» **Written request**
Emit the entire listing verbatim.

----------

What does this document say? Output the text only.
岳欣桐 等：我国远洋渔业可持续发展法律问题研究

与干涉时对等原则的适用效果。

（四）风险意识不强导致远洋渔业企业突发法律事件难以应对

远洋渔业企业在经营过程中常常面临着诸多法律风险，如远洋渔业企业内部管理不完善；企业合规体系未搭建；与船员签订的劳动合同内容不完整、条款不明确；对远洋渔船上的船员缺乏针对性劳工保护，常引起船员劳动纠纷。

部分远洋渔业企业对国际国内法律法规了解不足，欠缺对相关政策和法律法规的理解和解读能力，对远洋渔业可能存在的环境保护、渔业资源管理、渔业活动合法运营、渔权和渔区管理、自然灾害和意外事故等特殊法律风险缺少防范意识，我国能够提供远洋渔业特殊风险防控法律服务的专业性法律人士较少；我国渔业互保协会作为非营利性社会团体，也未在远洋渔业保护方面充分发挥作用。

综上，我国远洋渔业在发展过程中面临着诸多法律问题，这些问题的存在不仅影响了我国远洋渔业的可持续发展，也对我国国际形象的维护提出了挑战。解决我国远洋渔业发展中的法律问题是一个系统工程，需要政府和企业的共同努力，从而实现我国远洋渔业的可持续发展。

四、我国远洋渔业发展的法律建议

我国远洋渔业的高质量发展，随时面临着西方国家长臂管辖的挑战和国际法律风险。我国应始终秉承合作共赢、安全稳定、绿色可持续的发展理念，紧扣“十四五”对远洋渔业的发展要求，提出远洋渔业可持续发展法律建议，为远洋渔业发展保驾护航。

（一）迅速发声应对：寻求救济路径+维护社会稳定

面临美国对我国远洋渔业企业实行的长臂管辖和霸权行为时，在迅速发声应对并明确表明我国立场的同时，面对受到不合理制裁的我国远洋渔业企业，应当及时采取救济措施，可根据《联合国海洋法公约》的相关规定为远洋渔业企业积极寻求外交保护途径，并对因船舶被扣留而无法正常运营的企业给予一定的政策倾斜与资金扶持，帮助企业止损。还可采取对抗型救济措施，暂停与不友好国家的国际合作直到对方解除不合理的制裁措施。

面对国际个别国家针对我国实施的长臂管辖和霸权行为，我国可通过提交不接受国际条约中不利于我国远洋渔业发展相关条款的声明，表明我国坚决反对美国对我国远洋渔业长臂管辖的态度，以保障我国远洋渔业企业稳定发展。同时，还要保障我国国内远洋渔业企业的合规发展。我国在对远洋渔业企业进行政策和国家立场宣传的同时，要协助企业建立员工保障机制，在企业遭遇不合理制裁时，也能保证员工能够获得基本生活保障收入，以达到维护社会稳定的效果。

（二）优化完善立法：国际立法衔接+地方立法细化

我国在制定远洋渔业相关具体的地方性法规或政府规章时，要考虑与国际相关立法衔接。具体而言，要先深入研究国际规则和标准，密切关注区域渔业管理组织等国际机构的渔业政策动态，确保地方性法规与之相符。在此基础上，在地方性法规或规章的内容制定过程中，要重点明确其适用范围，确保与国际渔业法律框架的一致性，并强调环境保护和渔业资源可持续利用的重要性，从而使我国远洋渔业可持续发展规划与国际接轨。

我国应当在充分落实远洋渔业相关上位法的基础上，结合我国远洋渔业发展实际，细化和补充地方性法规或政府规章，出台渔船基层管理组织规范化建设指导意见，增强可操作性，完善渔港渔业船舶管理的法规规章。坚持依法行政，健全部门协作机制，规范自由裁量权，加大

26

----------

» **Reply to the exercise**
What does this document say? Output the text only.
岳欣桐 等：我国远洋渔业可持续发展法律问题研究

与干涉时对等原则的适用效果。

（四）风险意识不强导致远洋渔业企业突发法律事件难以应对

远洋渔业企业在经营过程中常常面临着诸多法律风险，如远洋渔业企业内部管理不完善；企业合规体系未搭建；与船员签订的劳动合同内容不完整、条款不明确；对远洋渔船上的船员缺乏针对性劳工保护，常引起船员劳动纠纷。

部分远洋渔业企业对国际国内法律法规了解不足，欠缺对相关政策和法律法规的理解和解读能力，对远洋渔业可能存在的环境保护、渔业资源管理、渔业活动合法运营、渔权和渔区管理、自然灾害和意外事故等特殊法律风险缺少防范意识，我国能够提供远洋渔业特殊风险防控法律服务的专业性法律人士较少；我国渔业互保协会作为非营利性社会团体，也未在远洋渔业保护方面充分发挥作用。

综上，我国远洋渔业在发展过程中面临着诸多法律问题，这些问题的存在不仅影响了我国远洋渔业的可持续发展，也对我国国际形象的维护提出了挑战。解决我国远洋渔业发展中的法律问题是一个系统工程，需要政府和企业的共同努力，从而实现我国远洋渔业的可持续发展。

四、我国远洋渔业发展的法律建议

我国远洋渔业的高质量发展，随时面临着西方国家长臂管辖的挑战和国际法律风险。我国应始终秉承合作共赢、安全稳定、绿色可持续的发展理念，紧扣“十四五”对远洋渔业的发展要求，提出远洋渔业可持续发展法律建议，为远洋渔业发展保驾护航。

（一）迅速发声应对：寻求救济路径+维护社会稳定

面临美国对我国远洋渔业企业实行的长臂管辖和霸权行为时，在迅速发声应对并明确表明我国立场的同时，面对受到不合理制裁的我国远洋渔业企业，应当及时采取救济措施，可根据《联合国海洋法公约》的相关规定为远洋渔业企业积极寻求外交保护途径，并对因船舶被扣留而无法正常运营的企业给予一定的政策倾斜与资金扶持，帮助企业止损。还可采取对抗型救济措施，暂停与不友好国家的国际合作直到对方解除不合理的制裁措施。

面对国际个别国家针对我国实施的长臂管辖和霸权行为，我国可通过提交不接受国际条约中不利于我国远洋渔业发展相关条款的声明，表明我国坚决反对美国对我国远洋渔业长臂管辖的态度，以保障我国远洋渔业企业稳定发展。同时，还要保障我国国内远洋渔业企业的合规发展。我国在对远洋渔业企业进行政策和国家立场宣传的同时，要协助企业建立员工保障机制，在企业遭遇不合理制裁时，也能保证员工能够获得基本生活保障收入，以达到维护社会稳定的效果。

（二）优化完善立法：国际立法衔接+地方立法细化

我国在制定远洋渔业相关具体的地方性法规或政府规章时，要考虑与国际相关立法衔接。具体而言，要先深入研究国际规则和标准，密切关注区域渔业管理组织等国际机构的渔业政策动态，确保地方性法规与之相符。在此基础上，在地方性法规或规章的内容制定过程中，要重点明确其适用范围，确保与国际渔业法律框架的一致性，并强调环境保护和渔业资源可持续利用的重要性，从而使我国远洋渔业可持续发展规划与国际接轨。

我国应当在充分落实远洋渔业相关上位法的基础上，结合我国远洋渔业发展实际，细化和补充地方性法规或政府规章，出台渔船基层管理组织规范化建设指导意见，增强可操作性，完善渔港渔业船舶管理的法规规章。坚持依法行政，健全部门协作机制，规范自由裁量权，加大

26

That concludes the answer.